== Problem description ==
List each line of the data in which the string "минеральные" appears.

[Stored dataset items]

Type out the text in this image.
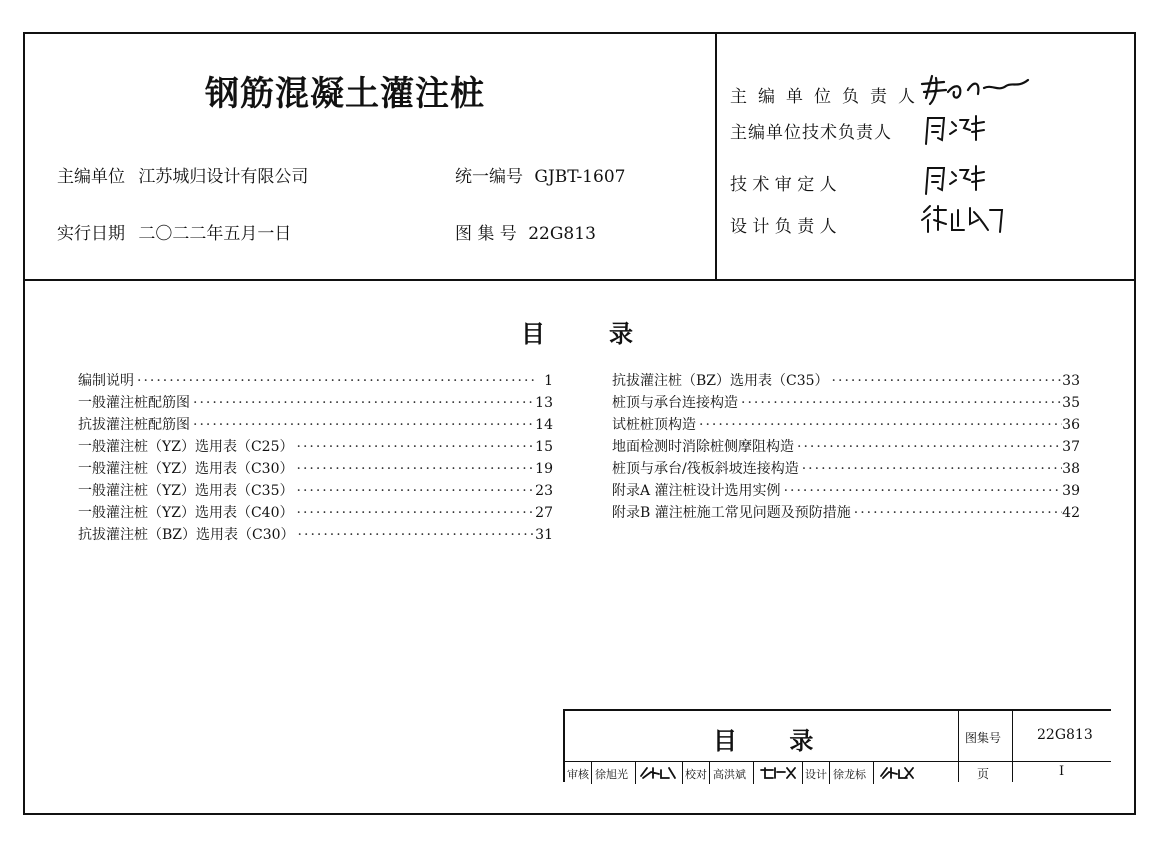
钢筋混凝土灌注桩
主编单位 江苏城归设计有限公司
实行日期 二〇二二年五月一日
统一编号 GJBT-1607
图 集 号 22G813
主编单位负责人
主编单位技术负责人
技 术 审 定 人
设 计 负 责 人
目	录
编制说明 ·····	1
一般灌注桩配筋图 ·····	13
抗拔灌注桩配筋图 ·····	14
一般灌注桩（YZ）选用表（C25） ·····	15
一般灌注桩（YZ）选用表（C30） ·····	19
一般灌注桩（YZ）选用表（C35） ·····	23
一般灌注桩（YZ）选用表（C40） ·····	27
抗拔灌注桩（BZ）选用表（C30） ·····	31
抗拔灌注桩（BZ）选用表（C35） ·····	33
桩顶与承台连接构造 ·····	35
试桩桩顶构造 ·····	36
地面检测时消除桩侧摩阻构造 ·····	37
桩顶与承台/筏板斜坡连接构造 ·····	38
附录A 灌注桩设计选用实例 ·····	39
附录B 灌注桩施工常见问题及预防措施 ·····	42
目 录	图集号	22G813
页	I
审核 徐旭光	校对 高洪斌	设计 徐龙标
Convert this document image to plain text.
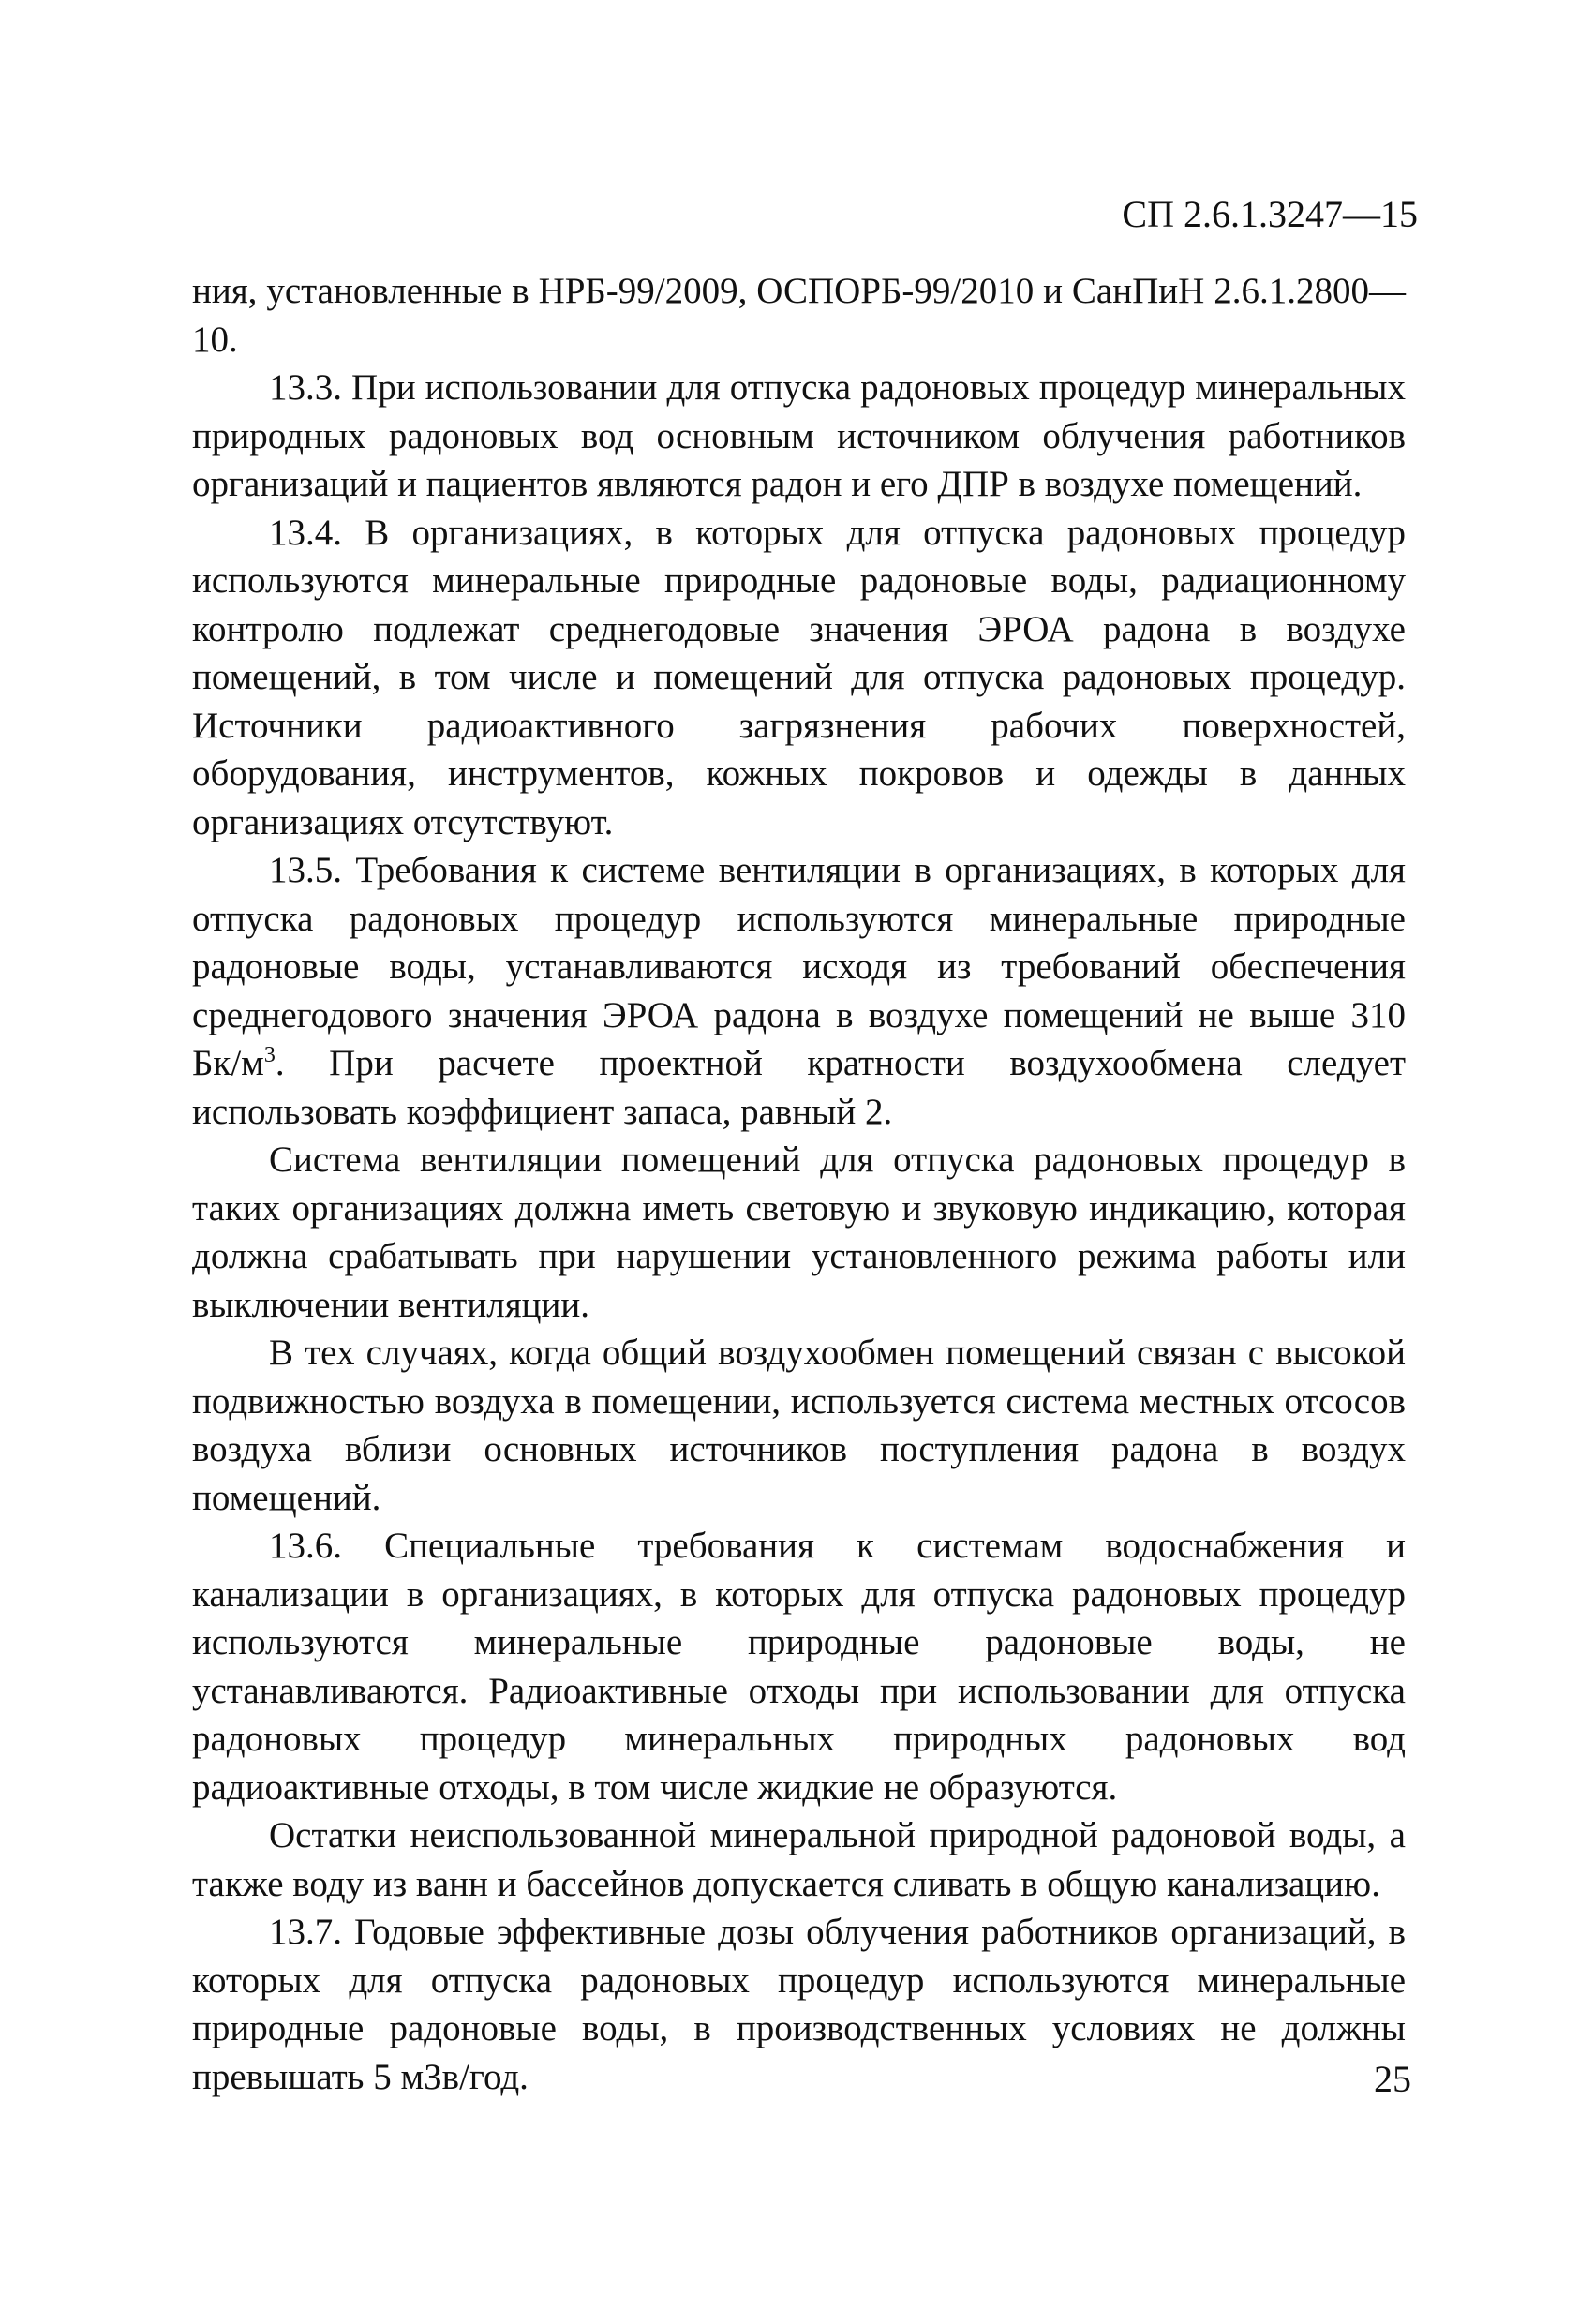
СП 2.6.1.3247—15

ния, установленные в НРБ-99/2009, ОСПОРБ-99/2010 и СанПиН 2.6.1.2800—10.

13.3. При использовании для отпуска радоновых процедур минеральных природных радоновых вод основным источником облучения работников организаций и пациентов являются радон и его ДПР в воздухе помещений.

13.4. В организациях, в которых для отпуска радоновых процедур используются минеральные природные радоновые воды, радиационному контролю подлежат среднегодовые значения ЭРОА радона в воздухе помещений, в том числе и помещений для отпуска радоновых процедур. Источники радиоактивного загрязнения рабочих поверхностей, оборудования, инструментов, кожных покровов и одежды в данных организациях отсутствуют.

13.5. Требования к системе вентиляции в организациях, в которых для отпуска радоновых процедур используются минеральные природные радоновые воды, устанавливаются исходя из требований обеспечения среднегодового значения ЭРОА радона в воздухе помещений не выше 310 $Бк/м^3$. При расчете проектной кратности воздухообмена следует использовать коэффициент запаса, равный 2.

Система вентиляции помещений для отпуска радоновых процедур в таких организациях должна иметь световую и звуковую индикацию, которая должна срабатывать при нарушении установленного режима работы или выключении вентиляции.

В тех случаях, когда общий воздухообмен помещений связан с высокой подвижностью воздуха в помещении, используется система местных отсосов воздуха вблизи основных источников поступления радона в воздух помещений.

13.6. Специальные требования к системам водоснабжения и канализации в организациях, в которых для отпуска радоновых процедур используются минеральные природные радоновые воды, не устанавливаются. Радиоактивные отходы при использовании для отпуска радоновых процедур минеральных природных радоновых вод радиоактивные отходы, в том числе жидкие не образуются.

Остатки неиспользованной минеральной природной радоновой воды, а также воду из ванн и бассейнов допускается сливать в общую канализацию.

13.7. Годовые эффективные дозы облучения работников организаций, в которых для отпуска радоновых процедур используются минеральные природные радоновые воды, в производственных условиях не должны превышать 5 мЗв/год.	25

== Exercise output ==
13.4. В организациях, в которых для отпуска радоновых процедур используются минеральные природные радоновые воды, радиационному контролю подлежат среднегодовые значения ЭРОА радона в воздухе помещений, в том числе и помещений для отпуска радоновых процедур. Источники радиоактивного загрязнения рабочих поверхностей, оборудования, инструментов, кожных покровов и одежды в данных организациях отсутствуют.
13.5. Требования к системе вентиляции в организациях, в которых для отпуска радоновых процедур используются минеральные природные радоновые воды, устанавливаются исходя из требований обеспечения среднегодового значения ЭРОА радона в воздухе помещений не выше 310 $Бк/м^3$. При расчете проектной кратности воздухообмена следует использовать коэффициент запаса, равный 2.
13.6. Специальные требования к системам водоснабжения и канализации в организациях, в которых для отпуска радоновых процедур используются минеральные природные радоновые воды, не устанавливаются. Радиоактивные отходы при использовании для отпуска радоновых процедур минеральных природных радоновых вод радиоактивные отходы, в том числе жидкие не образуются.
13.7. Годовые эффективные дозы облучения работников организаций, в которых для отпуска радоновых процедур используются минеральные природные радоновые воды, в производственных условиях не должны превышать 5 мЗв/год.	25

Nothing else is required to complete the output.